All the data must come back unchanged, except that pictures are left out.

(Records from a collection)
+ + + + +

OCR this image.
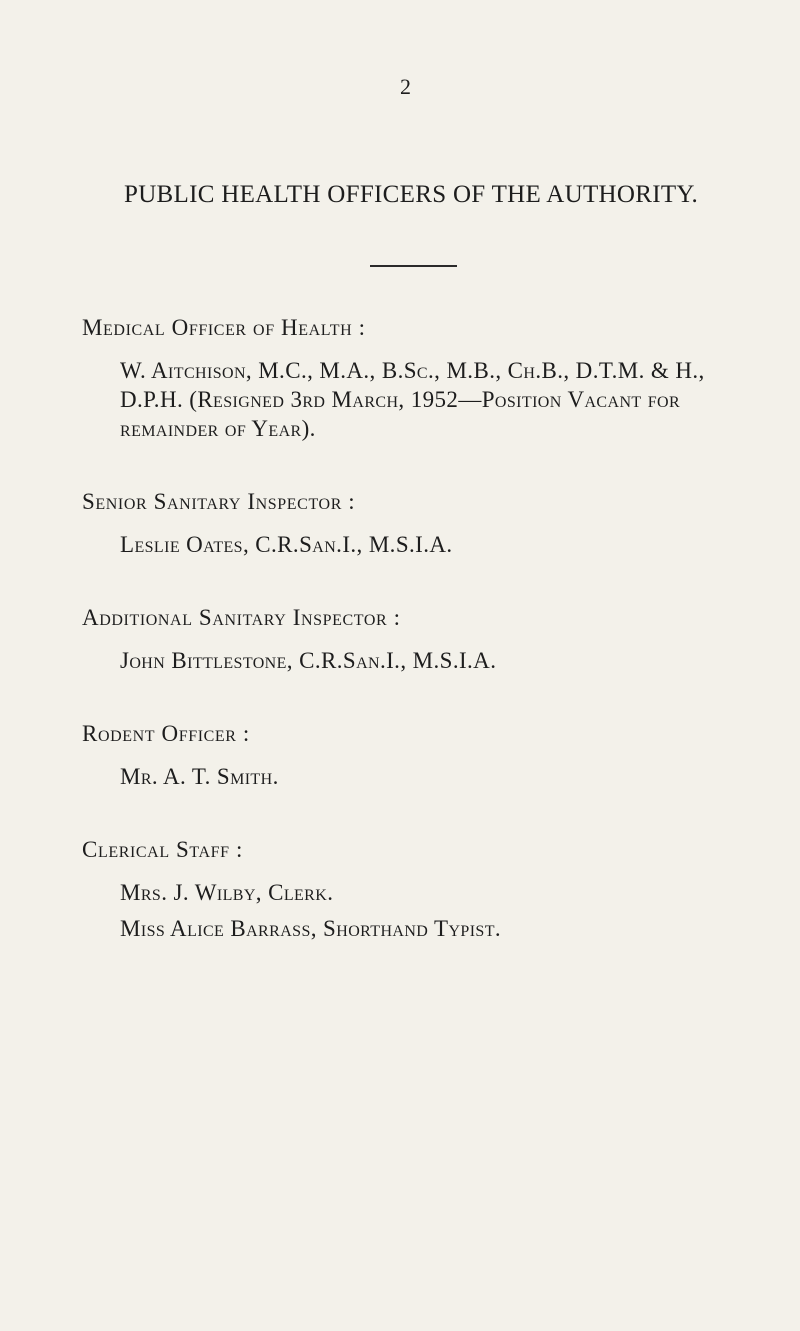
2
PUBLIC HEALTH OFFICERS OF THE AUTHORITY.
Medical Officer of Health :
W. Aitchison, M.C., M.A., B.Sc., M.B., Ch.B., D.T.M. & H., D.P.H. (Resigned 3rd March, 1952—Position Vacant for remainder of Year).
Senior Sanitary Inspector :
Leslie Oates, C.R.San.I., M.S.I.A.
Additional Sanitary Inspector :
John Bittlestone, C.R.San.I., M.S.I.A.
Rodent Officer :
Mr. A. T. Smith.
Clerical Staff :
Mrs. J. Wilby, Clerk.
Miss Alice Barrass, Shorthand Typist.
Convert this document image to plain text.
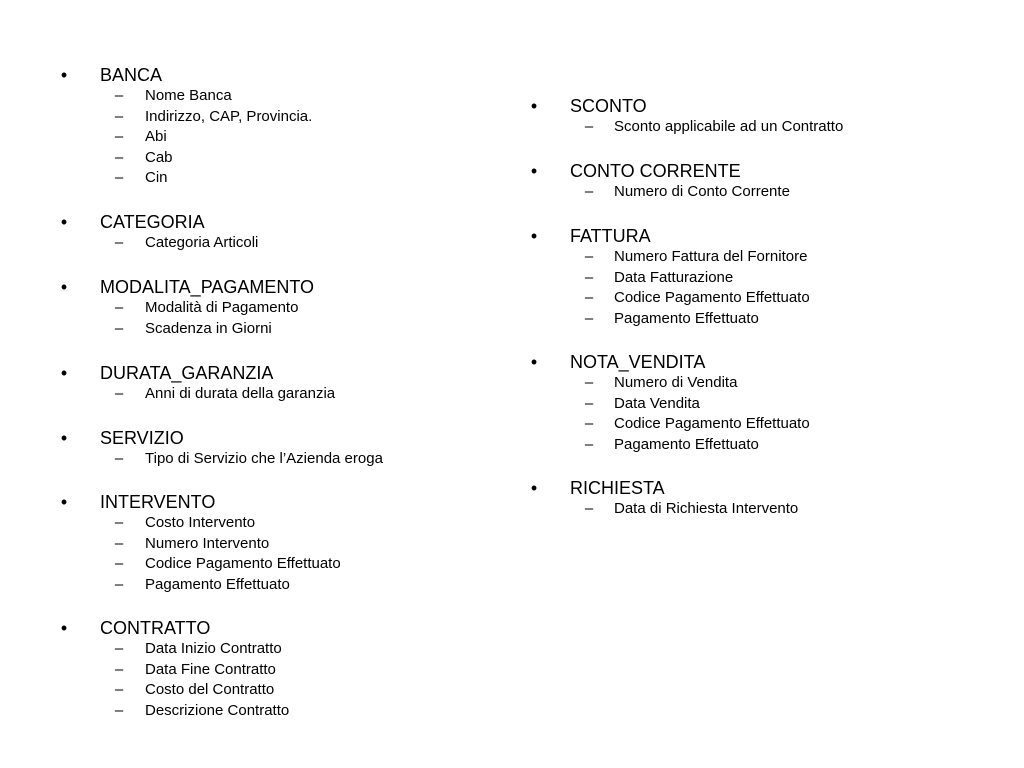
•	BANCA
– Nome Banca
– Indirizzo, CAP, Provincia.
– Abi
– Cab
– Cin
•	CATEGORIA
– Categoria Articoli
•	MODALITA_PAGAMENTO
– Modalità di Pagamento
– Scadenza in Giorni
•	DURATA_GARANZIA
– Anni di durata della garanzia
•	SERVIZIO
– Tipo di Servizio che l’Azienda eroga
•	INTERVENTO
– Costo Intervento
– Numero Intervento
– Codice Pagamento Effettuato
– Pagamento Effettuato
•	CONTRATTO
– Data Inizio Contratto
– Data Fine Contratto
– Costo del Contratto
– Descrizione Contratto
•	SCONTO
– Sconto applicabile ad un Contratto
•	CONTO CORRENTE
– Numero di Conto Corrente
•	FATTURA
– Numero Fattura del Fornitore
– Data Fatturazione
– Codice Pagamento Effettuato
– Pagamento Effettuato
•	NOTA_VENDITA
– Numero di Vendita
– Data Vendita
– Codice Pagamento Effettuato
– Pagamento Effettuato
•	RICHIESTA
– Data di Richiesta Intervento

+ + + + +

# Written solution
OCR this image.
2
PUBLIC HEALTH OFFICERS OF THE AUTHORITY.
Medical Officer of Health :
W. Aitchison, M.C., M.A., B.Sc., M.B., Ch.B., D.T.M. & H., D.P.H. (Resigned 3rd March, 1952—Position Vacant for remainder of Year).
Senior Sanitary Inspector :
Leslie Oates, C.R.San.I., M.S.I.A.
Additional Sanitary Inspector :
John Bittlestone, C.R.San.I., M.S.I.A.
Rodent Officer :
Mr. A. T. Smith.
Clerical Staff :
Mrs. J. Wilby, Clerk.
Miss Alice Barrass, Shorthand Typist.
Convert this document image to plain text.
•	BANCA
– Nome Banca
– Indirizzo, CAP, Provincia.
– Abi
– Cab
– Cin
•	CATEGORIA
– Categoria Articoli
•	MODALITA_PAGAMENTO
– Modalità di Pagamento
– Scadenza in Giorni
•	DURATA_GARANZIA
– Anni di durata della garanzia
•	SERVIZIO
– Tipo di Servizio che l’Azienda eroga
•	INTERVENTO
– Costo Intervento
– Numero Intervento
– Codice Pagamento Effettuato
– Pagamento Effettuato
•	CONTRATTO
– Data Inizio Contratto
– Data Fine Contratto
– Costo del Contratto
– Descrizione Contratto
•	SCONTO
– Sconto applicabile ad un Contratto
•	CONTO CORRENTE
– Numero di Conto Corrente
•	FATTURA
– Numero Fattura del Fornitore
– Data Fatturazione
– Codice Pagamento Effettuato
– Pagamento Effettuato
•	NOTA_VENDITA
– Numero di Vendita
– Data Vendita
– Codice Pagamento Effettuato
– Pagamento Effettuato
•	RICHIESTA
– Data di Richiesta Intervento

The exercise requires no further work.